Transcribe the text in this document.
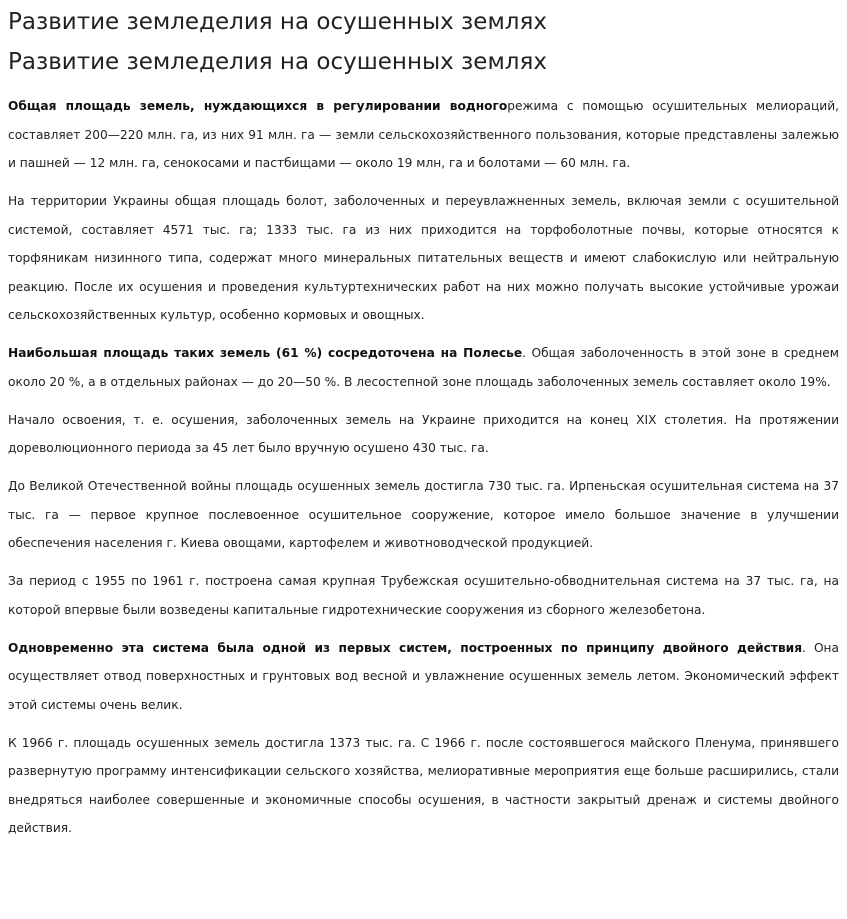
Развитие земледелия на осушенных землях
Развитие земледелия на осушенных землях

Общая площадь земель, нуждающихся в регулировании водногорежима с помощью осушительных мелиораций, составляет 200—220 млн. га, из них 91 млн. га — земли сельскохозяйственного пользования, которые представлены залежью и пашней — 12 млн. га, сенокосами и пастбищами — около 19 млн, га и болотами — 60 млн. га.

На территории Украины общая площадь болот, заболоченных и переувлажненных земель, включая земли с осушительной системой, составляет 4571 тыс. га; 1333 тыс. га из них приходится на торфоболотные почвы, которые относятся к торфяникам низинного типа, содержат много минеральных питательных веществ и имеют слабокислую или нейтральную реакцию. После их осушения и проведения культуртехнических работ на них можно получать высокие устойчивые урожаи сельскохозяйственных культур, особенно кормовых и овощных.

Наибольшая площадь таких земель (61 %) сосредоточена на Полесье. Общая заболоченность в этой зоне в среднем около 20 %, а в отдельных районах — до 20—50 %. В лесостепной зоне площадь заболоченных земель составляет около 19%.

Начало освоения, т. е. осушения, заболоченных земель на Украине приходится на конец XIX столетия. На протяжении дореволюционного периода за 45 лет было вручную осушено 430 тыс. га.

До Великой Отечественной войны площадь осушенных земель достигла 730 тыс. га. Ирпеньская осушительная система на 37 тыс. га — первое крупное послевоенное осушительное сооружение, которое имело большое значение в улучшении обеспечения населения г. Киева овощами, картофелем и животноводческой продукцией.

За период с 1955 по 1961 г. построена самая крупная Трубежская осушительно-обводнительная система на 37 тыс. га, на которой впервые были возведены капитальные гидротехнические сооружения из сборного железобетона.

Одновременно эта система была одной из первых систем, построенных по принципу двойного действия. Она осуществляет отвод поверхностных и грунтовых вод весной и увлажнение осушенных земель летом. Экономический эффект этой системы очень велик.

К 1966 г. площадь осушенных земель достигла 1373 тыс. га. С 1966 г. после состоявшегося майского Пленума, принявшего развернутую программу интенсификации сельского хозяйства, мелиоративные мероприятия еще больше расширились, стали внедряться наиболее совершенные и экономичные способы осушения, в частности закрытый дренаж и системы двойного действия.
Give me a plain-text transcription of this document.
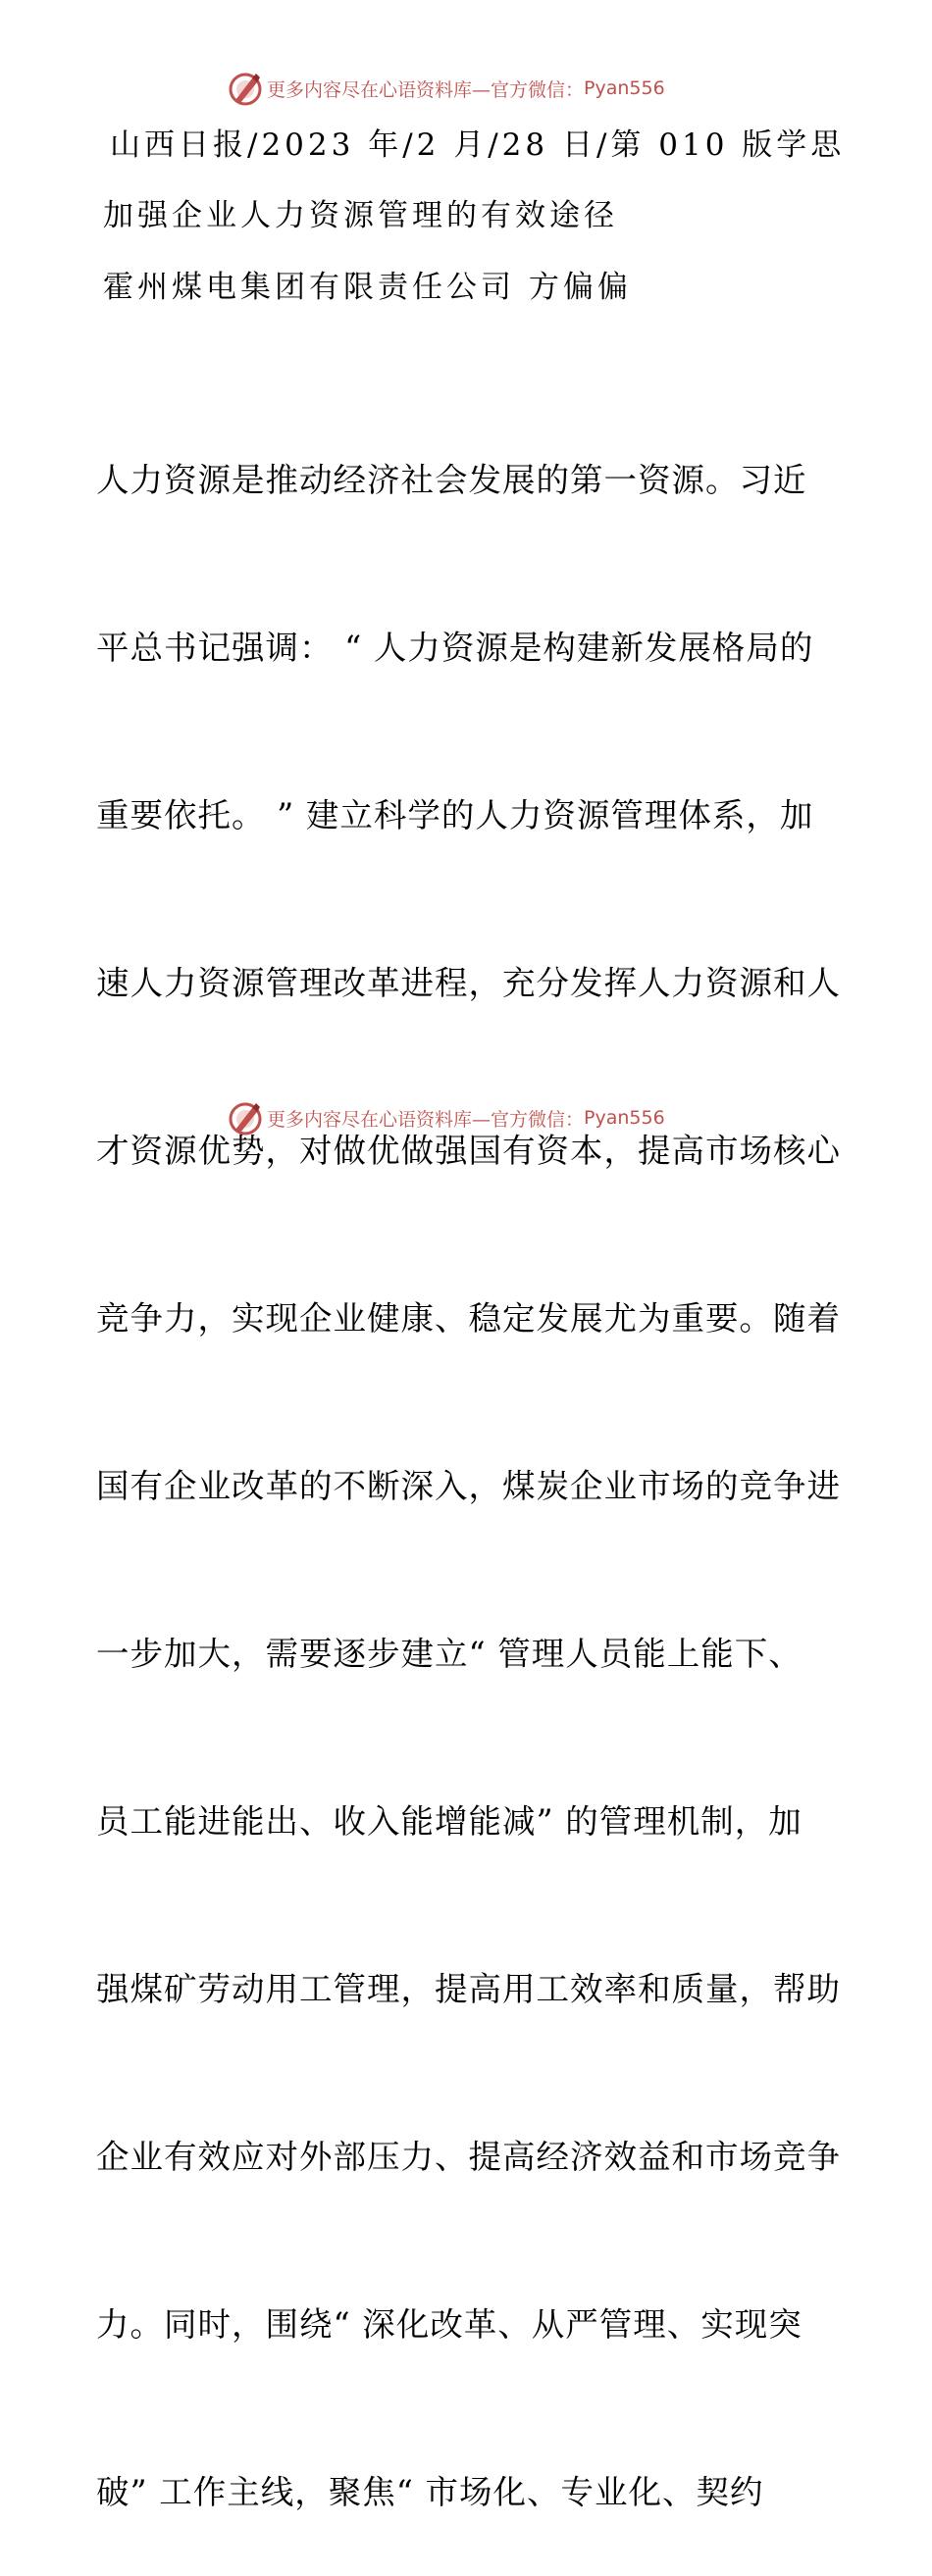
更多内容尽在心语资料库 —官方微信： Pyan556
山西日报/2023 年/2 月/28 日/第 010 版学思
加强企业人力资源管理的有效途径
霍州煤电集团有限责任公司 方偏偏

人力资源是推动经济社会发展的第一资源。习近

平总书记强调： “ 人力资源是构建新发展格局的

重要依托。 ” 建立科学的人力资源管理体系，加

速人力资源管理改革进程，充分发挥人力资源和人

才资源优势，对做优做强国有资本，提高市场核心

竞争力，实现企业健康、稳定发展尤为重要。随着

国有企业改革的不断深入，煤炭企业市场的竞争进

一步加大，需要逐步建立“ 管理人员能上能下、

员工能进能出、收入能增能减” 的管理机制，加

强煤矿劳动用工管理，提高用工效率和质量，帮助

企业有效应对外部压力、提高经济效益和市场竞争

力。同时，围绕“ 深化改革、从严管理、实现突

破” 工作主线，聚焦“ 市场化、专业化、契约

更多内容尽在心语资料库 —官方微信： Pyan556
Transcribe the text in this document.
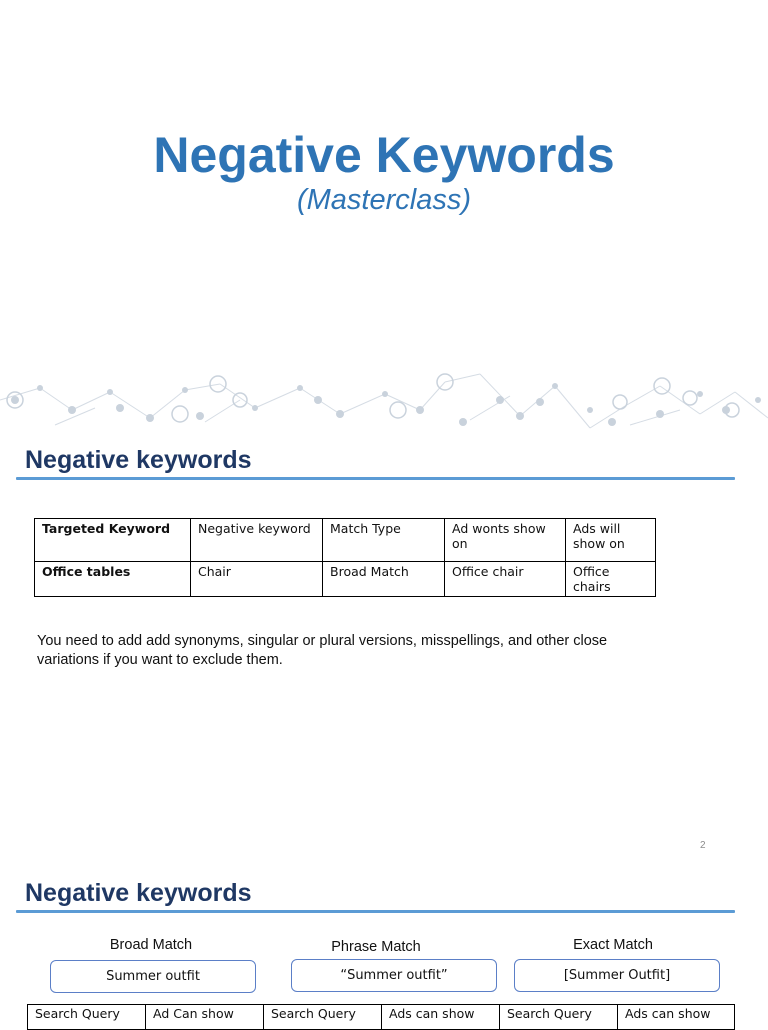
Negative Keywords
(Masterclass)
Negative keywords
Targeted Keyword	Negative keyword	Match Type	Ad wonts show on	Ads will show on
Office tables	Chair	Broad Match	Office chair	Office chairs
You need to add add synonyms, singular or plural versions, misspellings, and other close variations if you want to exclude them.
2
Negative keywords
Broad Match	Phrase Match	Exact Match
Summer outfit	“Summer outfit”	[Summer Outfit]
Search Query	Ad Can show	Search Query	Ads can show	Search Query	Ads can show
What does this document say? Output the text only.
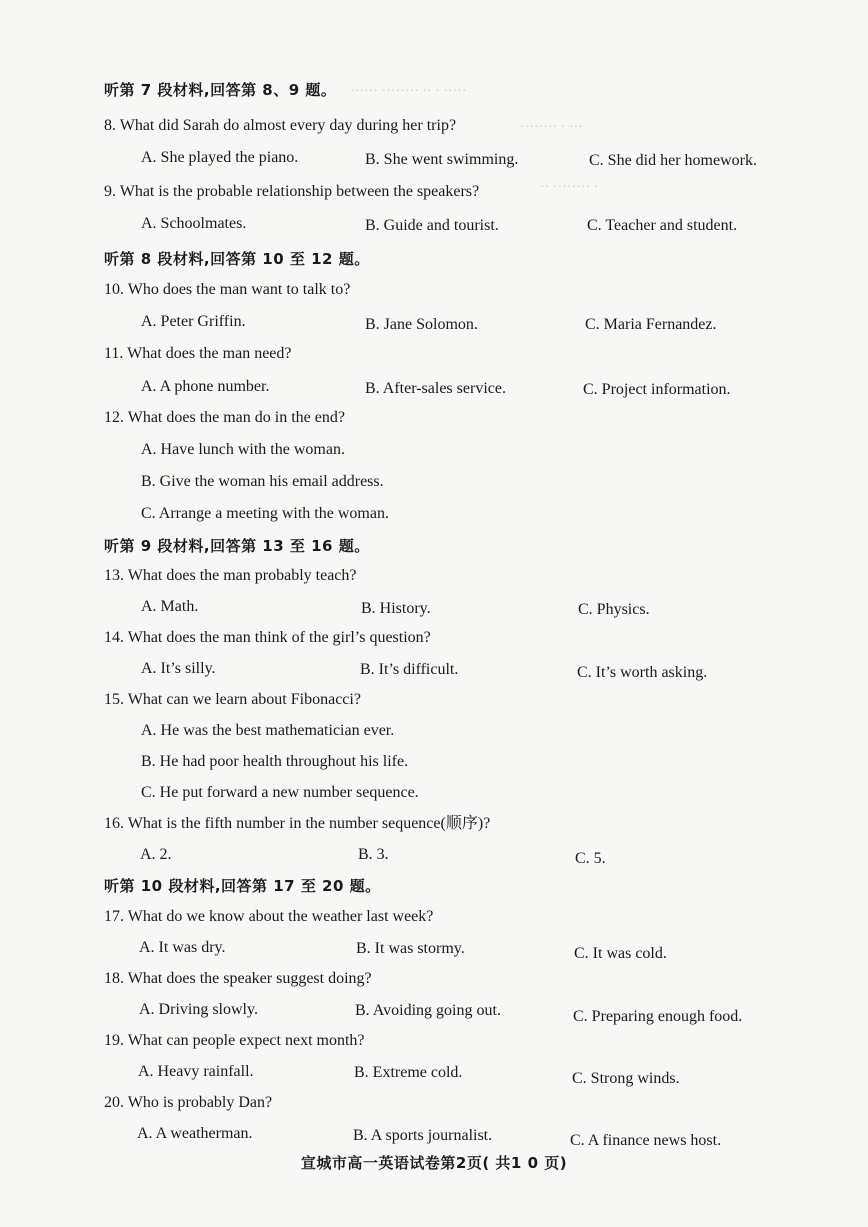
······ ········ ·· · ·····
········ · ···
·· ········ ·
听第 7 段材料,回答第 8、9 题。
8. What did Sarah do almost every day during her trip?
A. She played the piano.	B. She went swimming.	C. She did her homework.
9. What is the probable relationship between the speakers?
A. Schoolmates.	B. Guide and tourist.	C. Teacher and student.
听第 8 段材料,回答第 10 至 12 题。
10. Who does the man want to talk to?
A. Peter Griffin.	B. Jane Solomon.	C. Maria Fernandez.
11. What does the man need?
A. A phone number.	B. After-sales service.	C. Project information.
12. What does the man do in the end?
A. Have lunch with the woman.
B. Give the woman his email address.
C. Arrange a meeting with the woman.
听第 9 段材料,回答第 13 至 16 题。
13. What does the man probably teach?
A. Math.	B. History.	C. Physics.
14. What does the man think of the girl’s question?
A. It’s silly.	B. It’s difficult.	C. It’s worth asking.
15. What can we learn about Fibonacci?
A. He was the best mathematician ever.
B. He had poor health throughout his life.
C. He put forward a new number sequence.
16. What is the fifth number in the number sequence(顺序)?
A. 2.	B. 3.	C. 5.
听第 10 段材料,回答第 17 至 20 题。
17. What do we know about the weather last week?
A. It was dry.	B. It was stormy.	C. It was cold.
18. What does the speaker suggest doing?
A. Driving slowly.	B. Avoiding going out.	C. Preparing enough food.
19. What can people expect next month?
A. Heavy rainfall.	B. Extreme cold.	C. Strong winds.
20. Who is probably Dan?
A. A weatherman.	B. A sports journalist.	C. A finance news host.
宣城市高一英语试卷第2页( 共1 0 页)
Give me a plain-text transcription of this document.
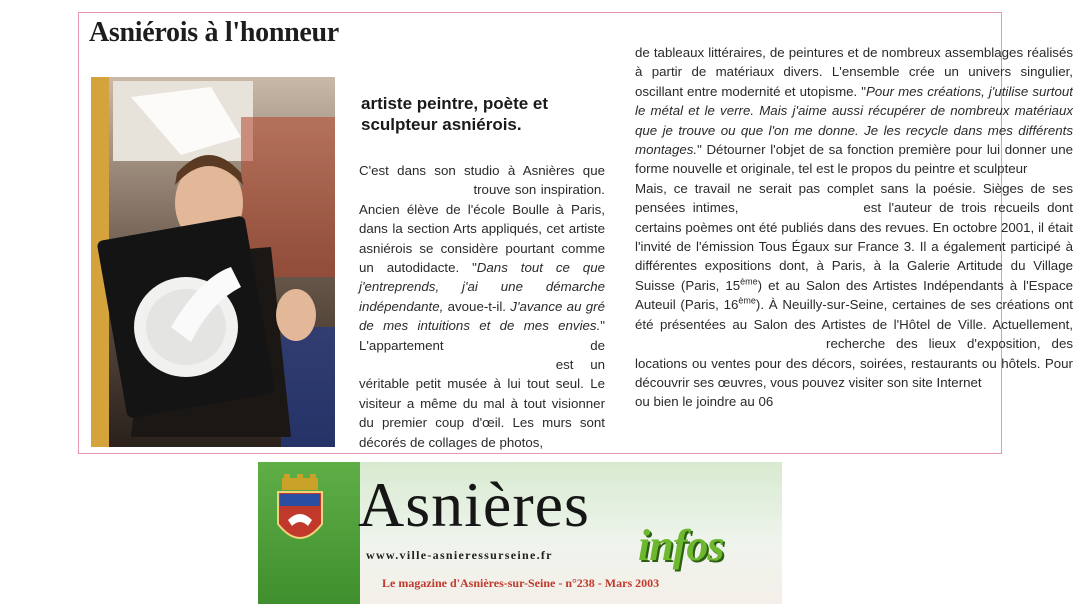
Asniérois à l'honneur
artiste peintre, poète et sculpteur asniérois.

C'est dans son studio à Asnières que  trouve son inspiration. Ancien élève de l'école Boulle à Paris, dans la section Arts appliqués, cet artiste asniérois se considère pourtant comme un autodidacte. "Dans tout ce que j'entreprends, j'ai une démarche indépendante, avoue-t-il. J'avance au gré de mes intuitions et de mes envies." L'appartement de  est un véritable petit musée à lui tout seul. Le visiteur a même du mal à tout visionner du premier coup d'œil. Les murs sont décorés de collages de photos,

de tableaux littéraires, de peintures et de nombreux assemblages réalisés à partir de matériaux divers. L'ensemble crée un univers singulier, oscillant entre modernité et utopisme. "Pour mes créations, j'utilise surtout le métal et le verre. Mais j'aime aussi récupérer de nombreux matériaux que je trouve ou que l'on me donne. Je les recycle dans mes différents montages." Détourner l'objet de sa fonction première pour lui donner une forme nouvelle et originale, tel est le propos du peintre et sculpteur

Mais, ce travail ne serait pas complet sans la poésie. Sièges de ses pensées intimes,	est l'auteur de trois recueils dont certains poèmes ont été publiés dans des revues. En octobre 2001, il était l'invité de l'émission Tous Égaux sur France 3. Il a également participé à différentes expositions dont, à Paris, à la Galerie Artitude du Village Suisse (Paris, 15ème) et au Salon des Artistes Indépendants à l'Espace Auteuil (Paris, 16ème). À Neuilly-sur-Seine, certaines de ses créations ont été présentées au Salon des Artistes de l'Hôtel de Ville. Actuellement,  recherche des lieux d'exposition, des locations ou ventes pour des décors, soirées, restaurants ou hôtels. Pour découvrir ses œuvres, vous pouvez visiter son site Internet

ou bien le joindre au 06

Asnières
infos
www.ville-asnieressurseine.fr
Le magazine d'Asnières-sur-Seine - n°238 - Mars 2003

____

Which lines contain "does"? Show each of them.

* WRITTEN RESPONSE *
What does this document say? Output the text only.
10. Who does the man want to talk to?
11. What does the man need?
12. What does the man do in the end?
13. What does the man probably teach?
14. What does the man think of the girl’s question?
18. What does the speaker suggest doing?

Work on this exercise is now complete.